What to produce –
The records below hold pictures; please leave those out and retype the rest exactly.

Records –
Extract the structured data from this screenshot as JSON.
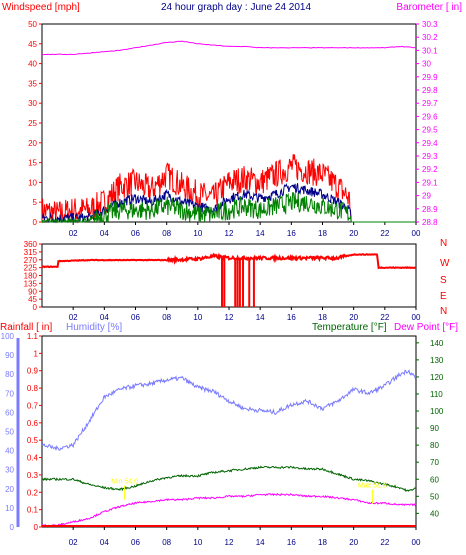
{
  "header": {
    "left_title": "Windspeed [mph]",
    "center_title": "24 hour graph day : June 24 2014",
    "right_title": "Barometer [ in]"
  },
  "colors": {
    "background": "#ffffff",
    "plot_bg": "#ffffff",
    "wind_gust": "#ff0000",
    "wind_avg": "#00008b",
    "wind_speed": "#008000",
    "barometer": "#ff00ff",
    "direction": "#ff0000",
    "humidity": "#7b7bff",
    "temperature": "#006400",
    "dewpoint": "#ff00ff",
    "rain": "#ff0000",
    "time_labels": "#00008b",
    "annotation": "#ffff00"
  },
  "chart_data": [
    {
      "id": "wind",
      "type": "line",
      "xlabel": "",
      "x_ticks": [
        "02",
        "04",
        "06",
        "08",
        "10",
        "12",
        "14",
        "16",
        "18",
        "20",
        "22",
        "00"
      ],
      "left_axis": {
        "label": "Windspeed [mph]",
        "min": 0,
        "max": 50,
        "ticks": [
          0,
          5,
          10,
          15,
          20,
          25,
          30,
          35,
          40,
          45,
          50
        ]
      },
      "right_axis": {
        "label": "Barometer [ in]",
        "min": 28.8,
        "max": 30.3,
        "ticks": [
          28.8,
          28.9,
          29.0,
          29.1,
          29.2,
          29.3,
          29.4,
          29.5,
          29.6,
          29.7,
          29.8,
          29.9,
          30.0,
          30.1,
          30.2,
          30.3
        ],
        "tick_labels": [
          "28.8",
          "28.9",
          "29",
          "29.1",
          "29.2",
          "29.3",
          "29.4",
          "29.5",
          "29.6",
          "29.7",
          "29.8",
          "29.9",
          "30",
          "30.1",
          "30.2",
          "30.3"
        ]
      },
      "hours": [
        0,
        1,
        2,
        3,
        4,
        5,
        6,
        7,
        8,
        9,
        10,
        11,
        12,
        13,
        14,
        15,
        16,
        17,
        18,
        19,
        19.7,
        20,
        21,
        22,
        23,
        24
      ],
      "series": [
        {
          "values_gust": [
            3,
            2,
            3,
            3,
            5,
            9,
            10,
            8,
            12,
            9,
            7,
            6,
            10,
            11,
            10,
            12,
            14,
            13,
            12,
            9,
            6,
            0,
            0,
            0,
            0,
            0
          ]
        },
        {
          "values_avg": [
            1,
            1,
            1,
            1,
            3,
            5,
            6,
            5,
            7,
            5,
            4,
            3,
            6,
            7,
            6,
            7,
            9,
            8,
            7,
            5,
            3,
            0,
            0,
            0,
            0,
            0
          ]
        },
        {
          "values_speed": [
            0,
            0,
            0,
            0,
            2,
            3,
            3,
            3,
            4,
            3,
            2,
            2,
            3,
            4,
            3,
            4,
            5,
            5,
            4,
            3,
            2,
            0,
            0,
            0,
            0,
            0
          ]
        },
        {
          "values_baro": [
            30.07,
            30.07,
            30.07,
            30.08,
            30.09,
            30.1,
            30.12,
            30.14,
            30.16,
            30.17,
            30.15,
            30.14,
            30.13,
            30.13,
            30.12,
            30.12,
            30.12,
            30.12,
            30.12,
            30.12,
            30.12,
            30.12,
            30.12,
            30.12,
            30.13,
            30.12
          ]
        }
      ]
    },
    {
      "id": "direction",
      "type": "line",
      "xlabel": "",
      "x_ticks": [
        "02",
        "04",
        "06",
        "08",
        "10",
        "12",
        "14",
        "16",
        "18",
        "20",
        "22",
        "00"
      ],
      "left_axis": {
        "min": 0,
        "max": 360,
        "ticks": [
          0,
          45,
          90,
          135,
          180,
          225,
          270,
          315,
          360
        ]
      },
      "right_axis": {
        "labels": [
          "N",
          "W",
          "S",
          "E",
          "N"
        ]
      },
      "points": [
        [
          0,
          230
        ],
        [
          1,
          230
        ],
        [
          1.05,
          262
        ],
        [
          3,
          268
        ],
        [
          8,
          268
        ],
        [
          10,
          275
        ],
        [
          11,
          290
        ],
        [
          12,
          280
        ],
        [
          19,
          280
        ],
        [
          20,
          300
        ],
        [
          21.5,
          300
        ],
        [
          21.6,
          225
        ],
        [
          24,
          225
        ]
      ],
      "drops": [
        [
          11.55,
          0
        ],
        [
          11.7,
          0
        ],
        [
          12.4,
          0
        ],
        [
          12.55,
          0
        ],
        [
          12.7,
          0
        ],
        [
          12.9,
          0
        ],
        [
          13.3,
          0
        ],
        [
          13.6,
          0
        ]
      ]
    },
    {
      "id": "climate",
      "type": "line",
      "x_ticks": [
        "02",
        "04",
        "06",
        "08",
        "10",
        "12",
        "14",
        "16",
        "18",
        "20",
        "22",
        "00"
      ],
      "legend": [
        "Rainfall [ in]",
        "Humidity [%]",
        "Temperature [°F]",
        "Dew Point [°F]"
      ],
      "humidity_axis": {
        "min": 0,
        "max": 100,
        "ticks": [
          0,
          10,
          20,
          30,
          40,
          50,
          60,
          70,
          80,
          90,
          100
        ]
      },
      "rain_axis": {
        "min": 0,
        "max": 1.1,
        "ticks": [
          0,
          0.1,
          0.2,
          0.3,
          0.4,
          0.5,
          0.6,
          0.7,
          0.8,
          0.9,
          1.0,
          1.1
        ],
        "tick_labels": [
          "0",
          "0.1",
          "0.2",
          "0.3",
          "0.4",
          "0.5",
          "0.6",
          "0.7",
          "0.8",
          "0.9",
          "1",
          "1.1"
        ]
      },
      "temp_axis": {
        "min": 32,
        "max": 144,
        "ticks": [
          40,
          50,
          60,
          70,
          80,
          90,
          100,
          110,
          120,
          130,
          140
        ]
      },
      "hours": [
        0,
        1,
        2,
        3,
        4,
        5,
        6,
        7,
        8,
        9,
        10,
        11,
        12,
        13,
        14,
        15,
        16,
        17,
        18,
        19,
        20,
        21,
        22,
        23,
        23.5,
        24
      ],
      "humidity": [
        43,
        41,
        43,
        55,
        68,
        72,
        74,
        75,
        77,
        78,
        73,
        71,
        66,
        62,
        61,
        60,
        64,
        66,
        62,
        66,
        72,
        70,
        74,
        80,
        82,
        78
      ],
      "temperature": [
        60,
        60,
        60,
        57,
        55,
        54,
        56,
        59,
        61,
        62,
        62,
        64,
        65,
        66,
        67,
        67,
        67,
        66,
        66,
        63,
        60,
        59,
        57,
        55,
        53,
        55
      ],
      "dewpoint": [
        33,
        33,
        35,
        37,
        41,
        44,
        46,
        47,
        48,
        48,
        49,
        49,
        50,
        50,
        51,
        51,
        51,
        50,
        50,
        49,
        48,
        46,
        46,
        45,
        45,
        45
      ],
      "rain": [
        0,
        0,
        0,
        0,
        0,
        0,
        0,
        0,
        0,
        0,
        0,
        0,
        0,
        0,
        0,
        0,
        0,
        0,
        0,
        0,
        0,
        0,
        0,
        0,
        0,
        0
      ],
      "annotations": [
        {
          "label": "Min 54.0",
          "hour": 5.3,
          "value": 54
        },
        {
          "label": "Max 51.5",
          "hour": 21.2,
          "value": 51.5
        }
      ]
    }
  ]
}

Written solution –
Extract the structured data from this screenshot as JSON.
{
  "header": {
    "left_title": "Windspeed [mph]",
    "center_title": "24 hour graph day : June 24 2014",
    "right_title": "Barometer [ in]"
  },
  "colors": {
    "background": "#ffffff",
    "plot_bg": "#ffffff",
    "wind_gust": "#ff0000",
    "wind_avg": "#00008b",
    "wind_speed": "#008000",
    "barometer": "#ff00ff",
    "direction": "#ff0000",
    "humidity": "#7b7bff",
    "temperature": "#006400",
    "dewpoint": "#ff00ff",
    "rain": "#ff0000",
    "time_labels": "#00008b",
    "annotation": "#ffff00"
  },
  "chart_data": [
    {
      "id": "wind",
      "type": "line",
      "xlabel": "",
      "x_ticks": [
        "02",
        "04",
        "06",
        "08",
        "10",
        "12",
        "14",
        "16",
        "18",
        "20",
        "22",
        "00"
      ],
      "left_axis": {
        "label": "Windspeed [mph]",
        "min": 0,
        "max": 50,
        "ticks": [
          0,
          5,
          10,
          15,
          20,
          25,
          30,
          35,
          40,
          45,
          50
        ]
      },
      "right_axis": {
        "label": "Barometer [ in]",
        "min": 28.8,
        "max": 30.3,
        "ticks": [
          28.8,
          28.9,
          29.0,
          29.1,
          29.2,
          29.3,
          29.4,
          29.5,
          29.6,
          29.7,
          29.8,
          29.9,
          30.0,
          30.1,
          30.2,
          30.3
        ],
        "tick_labels": [
          "28.8",
          "28.9",
          "29",
          "29.1",
          "29.2",
          "29.3",
          "29.4",
          "29.5",
          "29.6",
          "29.7",
          "29.8",
          "29.9",
          "30",
          "30.1",
          "30.2",
          "30.3"
        ]
      },
      "hours": [
        0,
        1,
        2,
        3,
        4,
        5,
        6,
        7,
        8,
        9,
        10,
        11,
        12,
        13,
        14,
        15,
        16,
        17,
        18,
        19,
        19.7,
        20,
        21,
        22,
        23,
        24
      ],
      "series": [
        {
          "values_gust": [
            3,
            2,
            3,
            3,
            5,
            9,
            10,
            8,
            12,
            9,
            7,
            6,
            10,
            11,
            10,
            12,
            14,
            13,
            12,
            9,
            6,
            0,
            0,
            0,
            0,
            0
          ]
        },
        {
          "values_avg": [
            1,
            1,
            1,
            1,
            3,
            5,
            6,
            5,
            7,
            5,
            4,
            3,
            6,
            7,
            6,
            7,
            9,
            8,
            7,
            5,
            3,
            0,
            0,
            0,
            0,
            0
          ]
        },
        {
          "values_speed": [
            0,
            0,
            0,
            0,
            2,
            3,
            3,
            3,
            4,
            3,
            2,
            2,
            3,
            4,
            3,
            4,
            5,
            5,
            4,
            3,
            2,
            0,
            0,
            0,
            0,
            0
          ]
        },
        {
          "values_baro": [
            30.07,
            30.07,
            30.07,
            30.08,
            30.09,
            30.1,
            30.12,
            30.14,
            30.16,
            30.17,
            30.15,
            30.14,
            30.13,
            30.13,
            30.12,
            30.12,
            30.12,
            30.12,
            30.12,
            30.12,
            30.12,
            30.12,
            30.12,
            30.12,
            30.13,
            30.12
          ]
        }
      ]
    },
    {
      "id": "direction",
      "type": "line",
      "xlabel": "",
      "x_ticks": [
        "02",
        "04",
        "06",
        "08",
        "10",
        "12",
        "14",
        "16",
        "18",
        "20",
        "22",
        "00"
      ],
      "left_axis": {
        "min": 0,
        "max": 360,
        "ticks": [
          0,
          45,
          90,
          135,
          180,
          225,
          270,
          315,
          360
        ]
      },
      "right_axis": {
        "labels": [
          "N",
          "W",
          "S",
          "E",
          "N"
        ]
      },
      "points": [
        [
          0,
          230
        ],
        [
          1,
          230
        ],
        [
          1.05,
          262
        ],
        [
          3,
          268
        ],
        [
          8,
          268
        ],
        [
          10,
          275
        ],
        [
          11,
          290
        ],
        [
          12,
          280
        ],
        [
          19,
          280
        ],
        [
          20,
          300
        ],
        [
          21.5,
          300
        ],
        [
          21.6,
          225
        ],
        [
          24,
          225
        ]
      ],
      "drops": [
        [
          11.55,
          0
        ],
        [
          11.7,
          0
        ],
        [
          12.4,
          0
        ],
        [
          12.55,
          0
        ],
        [
          12.7,
          0
        ],
        [
          12.9,
          0
        ],
        [
          13.3,
          0
        ],
        [
          13.6,
          0
        ]
      ]
    },
    {
      "id": "climate",
      "type": "line",
      "x_ticks": [
        "02",
        "04",
        "06",
        "08",
        "10",
        "12",
        "14",
        "16",
        "18",
        "20",
        "22",
        "00"
      ],
      "legend": [
        "Rainfall [ in]",
        "Humidity [%]",
        "Temperature [°F]",
        "Dew Point [°F]"
      ],
      "humidity_axis": {
        "min": 0,
        "max": 100,
        "ticks": [
          0,
          10,
          20,
          30,
          40,
          50,
          60,
          70,
          80,
          90,
          100
        ]
      },
      "rain_axis": {
        "min": 0,
        "max": 1.1,
        "ticks": [
          0,
          0.1,
          0.2,
          0.3,
          0.4,
          0.5,
          0.6,
          0.7,
          0.8,
          0.9,
          1.0,
          1.1
        ],
        "tick_labels": [
          "0",
          "0.1",
          "0.2",
          "0.3",
          "0.4",
          "0.5",
          "0.6",
          "0.7",
          "0.8",
          "0.9",
          "1",
          "1.1"
        ]
      },
      "temp_axis": {
        "min": 32,
        "max": 144,
        "ticks": [
          40,
          50,
          60,
          70,
          80,
          90,
          100,
          110,
          120,
          130,
          140
        ]
      },
      "hours": [
        0,
        1,
        2,
        3,
        4,
        5,
        6,
        7,
        8,
        9,
        10,
        11,
        12,
        13,
        14,
        15,
        16,
        17,
        18,
        19,
        20,
        21,
        22,
        23,
        23.5,
        24
      ],
      "humidity": [
        43,
        41,
        43,
        55,
        68,
        72,
        74,
        75,
        77,
        78,
        73,
        71,
        66,
        62,
        61,
        60,
        64,
        66,
        62,
        66,
        72,
        70,
        74,
        80,
        82,
        78
      ],
      "temperature": [
        60,
        60,
        60,
        57,
        55,
        54,
        56,
        59,
        61,
        62,
        62,
        64,
        65,
        66,
        67,
        67,
        67,
        66,
        66,
        63,
        60,
        59,
        57,
        55,
        53,
        55
      ],
      "dewpoint": [
        33,
        33,
        35,
        37,
        41,
        44,
        46,
        47,
        48,
        48,
        49,
        49,
        50,
        50,
        51,
        51,
        51,
        50,
        50,
        49,
        48,
        46,
        46,
        45,
        45,
        45
      ],
      "rain": [
        0,
        0,
        0,
        0,
        0,
        0,
        0,
        0,
        0,
        0,
        0,
        0,
        0,
        0,
        0,
        0,
        0,
        0,
        0,
        0,
        0,
        0,
        0,
        0,
        0,
        0
      ],
      "annotations": [
        {
          "label": "Min 54.0",
          "hour": 5.3,
          "value": 54
        },
        {
          "label": "Max 51.5",
          "hour": 21.2,
          "value": 51.5
        }
      ]
    }
  ]
}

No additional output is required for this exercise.